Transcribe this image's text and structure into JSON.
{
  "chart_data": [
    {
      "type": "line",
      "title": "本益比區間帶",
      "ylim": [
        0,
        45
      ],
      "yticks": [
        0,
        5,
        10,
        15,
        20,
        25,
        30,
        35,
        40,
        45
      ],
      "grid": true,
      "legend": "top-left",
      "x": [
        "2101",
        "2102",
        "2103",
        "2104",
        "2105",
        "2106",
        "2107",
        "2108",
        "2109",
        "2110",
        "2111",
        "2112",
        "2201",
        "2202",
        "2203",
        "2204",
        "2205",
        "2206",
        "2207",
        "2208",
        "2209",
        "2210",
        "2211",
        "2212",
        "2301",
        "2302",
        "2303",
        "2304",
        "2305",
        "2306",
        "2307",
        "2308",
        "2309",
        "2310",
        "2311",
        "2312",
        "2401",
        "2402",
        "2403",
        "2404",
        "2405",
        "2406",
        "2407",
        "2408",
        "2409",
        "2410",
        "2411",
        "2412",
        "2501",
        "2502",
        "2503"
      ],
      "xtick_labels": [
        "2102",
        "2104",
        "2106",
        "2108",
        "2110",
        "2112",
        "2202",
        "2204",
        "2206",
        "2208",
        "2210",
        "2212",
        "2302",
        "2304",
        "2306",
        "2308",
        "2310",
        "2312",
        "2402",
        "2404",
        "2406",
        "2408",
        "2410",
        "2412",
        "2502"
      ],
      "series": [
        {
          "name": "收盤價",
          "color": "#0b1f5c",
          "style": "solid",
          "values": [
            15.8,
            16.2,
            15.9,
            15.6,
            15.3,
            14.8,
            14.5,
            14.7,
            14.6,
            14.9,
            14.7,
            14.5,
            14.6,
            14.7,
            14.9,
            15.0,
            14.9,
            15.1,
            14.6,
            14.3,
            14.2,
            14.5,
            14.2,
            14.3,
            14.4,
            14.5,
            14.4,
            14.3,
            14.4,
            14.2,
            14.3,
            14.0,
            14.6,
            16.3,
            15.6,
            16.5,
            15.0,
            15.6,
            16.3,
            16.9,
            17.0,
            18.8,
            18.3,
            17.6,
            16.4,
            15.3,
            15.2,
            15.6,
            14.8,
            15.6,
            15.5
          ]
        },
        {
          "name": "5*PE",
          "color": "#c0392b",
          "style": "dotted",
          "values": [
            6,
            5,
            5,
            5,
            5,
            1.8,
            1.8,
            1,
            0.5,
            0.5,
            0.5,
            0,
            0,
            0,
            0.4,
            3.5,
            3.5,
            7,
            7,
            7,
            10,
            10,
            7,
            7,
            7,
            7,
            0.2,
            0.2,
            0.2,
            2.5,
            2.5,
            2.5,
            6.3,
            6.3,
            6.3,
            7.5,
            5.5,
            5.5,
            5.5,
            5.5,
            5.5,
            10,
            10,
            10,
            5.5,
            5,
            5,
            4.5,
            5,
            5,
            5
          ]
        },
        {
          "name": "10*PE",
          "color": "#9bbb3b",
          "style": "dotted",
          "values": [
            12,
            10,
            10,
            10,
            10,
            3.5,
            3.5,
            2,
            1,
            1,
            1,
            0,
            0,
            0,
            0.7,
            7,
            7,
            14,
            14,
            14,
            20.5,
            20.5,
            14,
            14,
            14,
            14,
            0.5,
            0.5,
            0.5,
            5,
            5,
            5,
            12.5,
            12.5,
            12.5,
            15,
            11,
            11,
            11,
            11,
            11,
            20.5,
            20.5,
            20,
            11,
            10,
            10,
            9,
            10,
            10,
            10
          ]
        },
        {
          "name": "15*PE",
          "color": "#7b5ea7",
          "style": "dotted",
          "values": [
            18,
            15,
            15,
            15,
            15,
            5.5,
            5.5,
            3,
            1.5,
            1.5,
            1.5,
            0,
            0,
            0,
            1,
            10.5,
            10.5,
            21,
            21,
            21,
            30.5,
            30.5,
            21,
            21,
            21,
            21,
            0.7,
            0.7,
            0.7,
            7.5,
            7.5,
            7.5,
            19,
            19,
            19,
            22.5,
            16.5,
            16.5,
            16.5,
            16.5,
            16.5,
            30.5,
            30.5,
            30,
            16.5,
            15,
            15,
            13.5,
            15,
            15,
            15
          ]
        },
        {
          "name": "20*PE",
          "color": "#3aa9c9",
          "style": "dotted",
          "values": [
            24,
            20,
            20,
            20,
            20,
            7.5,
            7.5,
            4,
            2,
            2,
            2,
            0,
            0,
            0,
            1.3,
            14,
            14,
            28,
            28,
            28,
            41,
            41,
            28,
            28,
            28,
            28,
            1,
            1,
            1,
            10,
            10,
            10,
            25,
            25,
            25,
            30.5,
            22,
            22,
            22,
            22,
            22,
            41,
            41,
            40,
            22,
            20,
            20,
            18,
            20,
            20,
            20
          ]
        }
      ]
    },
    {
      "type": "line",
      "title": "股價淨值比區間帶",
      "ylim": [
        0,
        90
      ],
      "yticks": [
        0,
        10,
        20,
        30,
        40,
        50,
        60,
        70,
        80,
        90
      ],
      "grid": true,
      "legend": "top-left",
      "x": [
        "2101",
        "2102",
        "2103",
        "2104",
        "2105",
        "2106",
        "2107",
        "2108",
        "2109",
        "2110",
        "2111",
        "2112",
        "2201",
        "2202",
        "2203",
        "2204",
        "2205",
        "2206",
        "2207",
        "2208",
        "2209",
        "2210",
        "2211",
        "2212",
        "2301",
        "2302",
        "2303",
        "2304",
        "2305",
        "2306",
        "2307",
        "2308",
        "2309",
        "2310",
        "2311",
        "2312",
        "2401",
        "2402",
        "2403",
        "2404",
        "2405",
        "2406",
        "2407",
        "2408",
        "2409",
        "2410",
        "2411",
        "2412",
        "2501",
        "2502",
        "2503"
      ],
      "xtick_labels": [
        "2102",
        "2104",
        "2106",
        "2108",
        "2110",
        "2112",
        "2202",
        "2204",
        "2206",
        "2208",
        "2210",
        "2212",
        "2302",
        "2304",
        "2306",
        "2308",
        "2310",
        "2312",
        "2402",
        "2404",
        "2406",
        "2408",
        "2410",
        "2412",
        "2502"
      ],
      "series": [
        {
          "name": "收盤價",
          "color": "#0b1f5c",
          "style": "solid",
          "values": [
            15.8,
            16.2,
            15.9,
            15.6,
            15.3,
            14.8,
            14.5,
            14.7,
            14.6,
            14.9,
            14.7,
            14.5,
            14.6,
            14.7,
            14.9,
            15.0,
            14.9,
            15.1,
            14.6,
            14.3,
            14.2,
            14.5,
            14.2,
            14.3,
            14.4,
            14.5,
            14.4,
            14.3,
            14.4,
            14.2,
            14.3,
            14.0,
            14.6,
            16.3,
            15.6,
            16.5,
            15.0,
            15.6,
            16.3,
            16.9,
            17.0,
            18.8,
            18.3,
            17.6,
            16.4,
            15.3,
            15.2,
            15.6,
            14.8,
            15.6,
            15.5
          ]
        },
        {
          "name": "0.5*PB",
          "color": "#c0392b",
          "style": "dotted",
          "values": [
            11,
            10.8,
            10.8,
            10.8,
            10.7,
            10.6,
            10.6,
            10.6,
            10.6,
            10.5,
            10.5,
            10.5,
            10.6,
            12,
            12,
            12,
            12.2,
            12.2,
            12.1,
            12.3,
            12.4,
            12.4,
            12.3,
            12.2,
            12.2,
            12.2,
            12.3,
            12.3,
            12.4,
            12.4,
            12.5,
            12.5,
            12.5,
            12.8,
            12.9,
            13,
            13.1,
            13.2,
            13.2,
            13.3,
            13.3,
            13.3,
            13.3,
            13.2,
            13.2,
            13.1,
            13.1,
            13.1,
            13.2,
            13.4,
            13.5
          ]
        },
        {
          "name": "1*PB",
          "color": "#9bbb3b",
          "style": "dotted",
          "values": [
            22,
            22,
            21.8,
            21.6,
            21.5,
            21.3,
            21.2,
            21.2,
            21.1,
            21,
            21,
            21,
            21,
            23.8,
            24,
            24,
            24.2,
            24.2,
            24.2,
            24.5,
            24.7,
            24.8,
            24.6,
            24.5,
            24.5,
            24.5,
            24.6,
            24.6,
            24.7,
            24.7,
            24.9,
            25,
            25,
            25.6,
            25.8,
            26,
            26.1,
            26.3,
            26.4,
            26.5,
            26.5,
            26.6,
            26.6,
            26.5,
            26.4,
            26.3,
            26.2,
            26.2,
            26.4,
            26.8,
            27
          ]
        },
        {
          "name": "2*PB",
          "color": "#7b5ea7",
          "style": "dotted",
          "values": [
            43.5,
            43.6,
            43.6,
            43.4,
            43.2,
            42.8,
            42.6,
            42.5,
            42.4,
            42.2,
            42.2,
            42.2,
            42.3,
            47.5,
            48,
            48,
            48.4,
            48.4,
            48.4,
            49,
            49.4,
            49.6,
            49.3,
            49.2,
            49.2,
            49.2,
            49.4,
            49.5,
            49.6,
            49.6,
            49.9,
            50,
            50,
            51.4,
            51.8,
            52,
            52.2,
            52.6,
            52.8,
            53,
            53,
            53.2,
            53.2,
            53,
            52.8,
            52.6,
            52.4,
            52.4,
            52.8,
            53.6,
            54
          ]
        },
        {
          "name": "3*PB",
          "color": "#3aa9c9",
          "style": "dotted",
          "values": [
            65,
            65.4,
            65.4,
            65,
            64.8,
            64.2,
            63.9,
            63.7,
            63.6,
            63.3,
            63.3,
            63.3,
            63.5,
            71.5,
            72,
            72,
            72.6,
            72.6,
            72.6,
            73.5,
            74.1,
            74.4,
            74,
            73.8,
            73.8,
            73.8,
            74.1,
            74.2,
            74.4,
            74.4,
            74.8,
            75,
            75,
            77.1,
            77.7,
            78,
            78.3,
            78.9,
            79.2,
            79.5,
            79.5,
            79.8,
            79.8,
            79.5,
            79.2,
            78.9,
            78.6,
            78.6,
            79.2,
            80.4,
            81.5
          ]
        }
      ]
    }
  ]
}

### [Stated problem]
Count the lines of these entries that hold the string "name", and give only that number.

### [Correct answer]
10